## TASK DETAILS:
Keep the pictures out and restate every record exactly.

----- RECORD LIST

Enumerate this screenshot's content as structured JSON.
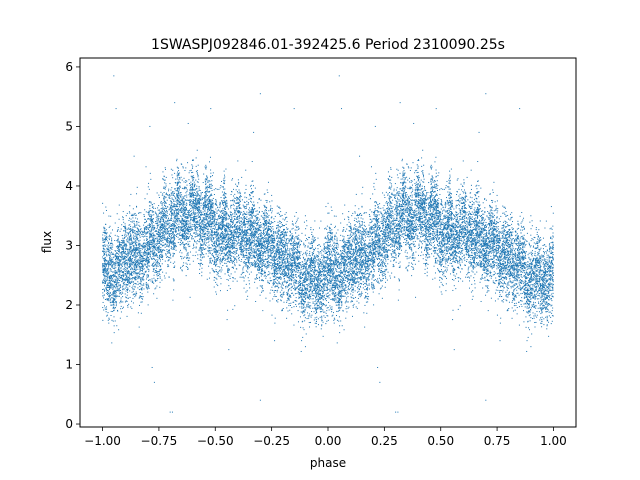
{
  "chart_data": {
    "type": "scatter",
    "title": "1SWASPJ092846.01-392425.6 Period 2310090.25s",
    "xlabel": "phase",
    "ylabel": "flux",
    "xlim": [
      -1.1,
      1.1
    ],
    "ylim": [
      -0.05,
      6.15
    ],
    "grid": false,
    "marker_color": "#1f77b4",
    "x_ticks": [
      {
        "value": -1.0,
        "label": "−1.00"
      },
      {
        "value": -0.75,
        "label": "−0.75"
      },
      {
        "value": -0.5,
        "label": "−0.50"
      },
      {
        "value": -0.25,
        "label": "−0.25"
      },
      {
        "value": 0.0,
        "label": "0.00"
      },
      {
        "value": 0.25,
        "label": "0.25"
      },
      {
        "value": 0.5,
        "label": "0.50"
      },
      {
        "value": 0.75,
        "label": "0.75"
      },
      {
        "value": 1.0,
        "label": "1.00"
      }
    ],
    "y_ticks": [
      {
        "value": 0,
        "label": "0"
      },
      {
        "value": 1,
        "label": "1"
      },
      {
        "value": 2,
        "label": "2"
      },
      {
        "value": 3,
        "label": "3"
      },
      {
        "value": 4,
        "label": "4"
      },
      {
        "value": 5,
        "label": "5"
      },
      {
        "value": 6,
        "label": "6"
      }
    ],
    "trend": [
      [
        0.0,
        2.55
      ],
      [
        0.03,
        2.5
      ],
      [
        0.06,
        2.55
      ],
      [
        0.09,
        2.65
      ],
      [
        0.12,
        2.8
      ],
      [
        0.15,
        2.7
      ],
      [
        0.18,
        2.9
      ],
      [
        0.21,
        3.0
      ],
      [
        0.24,
        3.1
      ],
      [
        0.27,
        3.25
      ],
      [
        0.3,
        3.35
      ],
      [
        0.33,
        3.55
      ],
      [
        0.36,
        3.4
      ],
      [
        0.39,
        3.55
      ],
      [
        0.42,
        3.55
      ],
      [
        0.45,
        3.45
      ],
      [
        0.48,
        3.4
      ],
      [
        0.51,
        3.1
      ],
      [
        0.54,
        3.25
      ],
      [
        0.57,
        3.15
      ],
      [
        0.6,
        3.25
      ],
      [
        0.63,
        3.2
      ],
      [
        0.66,
        3.15
      ],
      [
        0.69,
        3.05
      ],
      [
        0.72,
        3.0
      ],
      [
        0.75,
        2.95
      ],
      [
        0.78,
        2.75
      ],
      [
        0.81,
        2.75
      ],
      [
        0.84,
        2.7
      ],
      [
        0.87,
        2.5
      ],
      [
        0.9,
        2.45
      ],
      [
        0.93,
        2.5
      ],
      [
        0.96,
        2.4
      ],
      [
        0.99,
        2.4
      ],
      [
        1.0,
        2.55
      ]
    ],
    "spread_sd": 0.35,
    "points_per_cycle": 9000,
    "outliers": [
      [
        -0.95,
        5.85
      ],
      [
        -0.94,
        5.3
      ],
      [
        -0.79,
        5.0
      ],
      [
        -0.78,
        0.95
      ],
      [
        -0.77,
        0.7
      ],
      [
        -0.7,
        0.2
      ],
      [
        -0.69,
        0.2
      ],
      [
        -0.68,
        5.4
      ],
      [
        -0.62,
        5.05
      ],
      [
        -0.52,
        5.3
      ],
      [
        -0.44,
        1.25
      ],
      [
        -0.3,
        5.55
      ],
      [
        -0.3,
        0.4
      ],
      [
        -0.15,
        5.3
      ],
      [
        -0.1,
        1.3
      ],
      [
        0.05,
        5.85
      ],
      [
        0.06,
        5.3
      ],
      [
        0.21,
        5.0
      ],
      [
        0.22,
        0.95
      ],
      [
        0.23,
        0.7
      ],
      [
        0.3,
        0.2
      ],
      [
        0.31,
        0.2
      ],
      [
        0.32,
        5.4
      ],
      [
        0.38,
        5.05
      ],
      [
        0.48,
        5.3
      ],
      [
        0.56,
        1.25
      ],
      [
        0.7,
        5.55
      ],
      [
        0.7,
        0.4
      ],
      [
        0.85,
        5.3
      ],
      [
        0.9,
        1.3
      ],
      [
        -0.33,
        4.9
      ],
      [
        0.67,
        4.9
      ],
      [
        -0.58,
        4.6
      ],
      [
        0.42,
        4.6
      ],
      [
        -0.86,
        4.5
      ],
      [
        0.14,
        4.5
      ]
    ]
  }
}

----------

## TASK OUTPUT:
Enumerate this screenshot's content as structured JSON.
{
  "chart_data": {
    "type": "scatter",
    "title": "1SWASPJ092846.01-392425.6 Period 2310090.25s",
    "xlabel": "phase",
    "ylabel": "flux",
    "xlim": [
      -1.1,
      1.1
    ],
    "ylim": [
      -0.05,
      6.15
    ],
    "grid": false,
    "marker_color": "#1f77b4",
    "x_ticks": [
      {
        "value": -1.0,
        "label": "−1.00"
      },
      {
        "value": -0.75,
        "label": "−0.75"
      },
      {
        "value": -0.5,
        "label": "−0.50"
      },
      {
        "value": -0.25,
        "label": "−0.25"
      },
      {
        "value": 0.0,
        "label": "0.00"
      },
      {
        "value": 0.25,
        "label": "0.25"
      },
      {
        "value": 0.5,
        "label": "0.50"
      },
      {
        "value": 0.75,
        "label": "0.75"
      },
      {
        "value": 1.0,
        "label": "1.00"
      }
    ],
    "y_ticks": [
      {
        "value": 0,
        "label": "0"
      },
      {
        "value": 1,
        "label": "1"
      },
      {
        "value": 2,
        "label": "2"
      },
      {
        "value": 3,
        "label": "3"
      },
      {
        "value": 4,
        "label": "4"
      },
      {
        "value": 5,
        "label": "5"
      },
      {
        "value": 6,
        "label": "6"
      }
    ],
    "trend": [
      [
        0.0,
        2.55
      ],
      [
        0.03,
        2.5
      ],
      [
        0.06,
        2.55
      ],
      [
        0.09,
        2.65
      ],
      [
        0.12,
        2.8
      ],
      [
        0.15,
        2.7
      ],
      [
        0.18,
        2.9
      ],
      [
        0.21,
        3.0
      ],
      [
        0.24,
        3.1
      ],
      [
        0.27,
        3.25
      ],
      [
        0.3,
        3.35
      ],
      [
        0.33,
        3.55
      ],
      [
        0.36,
        3.4
      ],
      [
        0.39,
        3.55
      ],
      [
        0.42,
        3.55
      ],
      [
        0.45,
        3.45
      ],
      [
        0.48,
        3.4
      ],
      [
        0.51,
        3.1
      ],
      [
        0.54,
        3.25
      ],
      [
        0.57,
        3.15
      ],
      [
        0.6,
        3.25
      ],
      [
        0.63,
        3.2
      ],
      [
        0.66,
        3.15
      ],
      [
        0.69,
        3.05
      ],
      [
        0.72,
        3.0
      ],
      [
        0.75,
        2.95
      ],
      [
        0.78,
        2.75
      ],
      [
        0.81,
        2.75
      ],
      [
        0.84,
        2.7
      ],
      [
        0.87,
        2.5
      ],
      [
        0.9,
        2.45
      ],
      [
        0.93,
        2.5
      ],
      [
        0.96,
        2.4
      ],
      [
        0.99,
        2.4
      ],
      [
        1.0,
        2.55
      ]
    ],
    "spread_sd": 0.35,
    "points_per_cycle": 9000,
    "outliers": [
      [
        -0.95,
        5.85
      ],
      [
        -0.94,
        5.3
      ],
      [
        -0.79,
        5.0
      ],
      [
        -0.78,
        0.95
      ],
      [
        -0.77,
        0.7
      ],
      [
        -0.7,
        0.2
      ],
      [
        -0.69,
        0.2
      ],
      [
        -0.68,
        5.4
      ],
      [
        -0.62,
        5.05
      ],
      [
        -0.52,
        5.3
      ],
      [
        -0.44,
        1.25
      ],
      [
        -0.3,
        5.55
      ],
      [
        -0.3,
        0.4
      ],
      [
        -0.15,
        5.3
      ],
      [
        -0.1,
        1.3
      ],
      [
        0.05,
        5.85
      ],
      [
        0.06,
        5.3
      ],
      [
        0.21,
        5.0
      ],
      [
        0.22,
        0.95
      ],
      [
        0.23,
        0.7
      ],
      [
        0.3,
        0.2
      ],
      [
        0.31,
        0.2
      ],
      [
        0.32,
        5.4
      ],
      [
        0.38,
        5.05
      ],
      [
        0.48,
        5.3
      ],
      [
        0.56,
        1.25
      ],
      [
        0.7,
        5.55
      ],
      [
        0.7,
        0.4
      ],
      [
        0.85,
        5.3
      ],
      [
        0.9,
        1.3
      ],
      [
        -0.33,
        4.9
      ],
      [
        0.67,
        4.9
      ],
      [
        -0.58,
        4.6
      ],
      [
        0.42,
        4.6
      ],
      [
        -0.86,
        4.5
      ],
      [
        0.14,
        4.5
      ]
    ]
  }
}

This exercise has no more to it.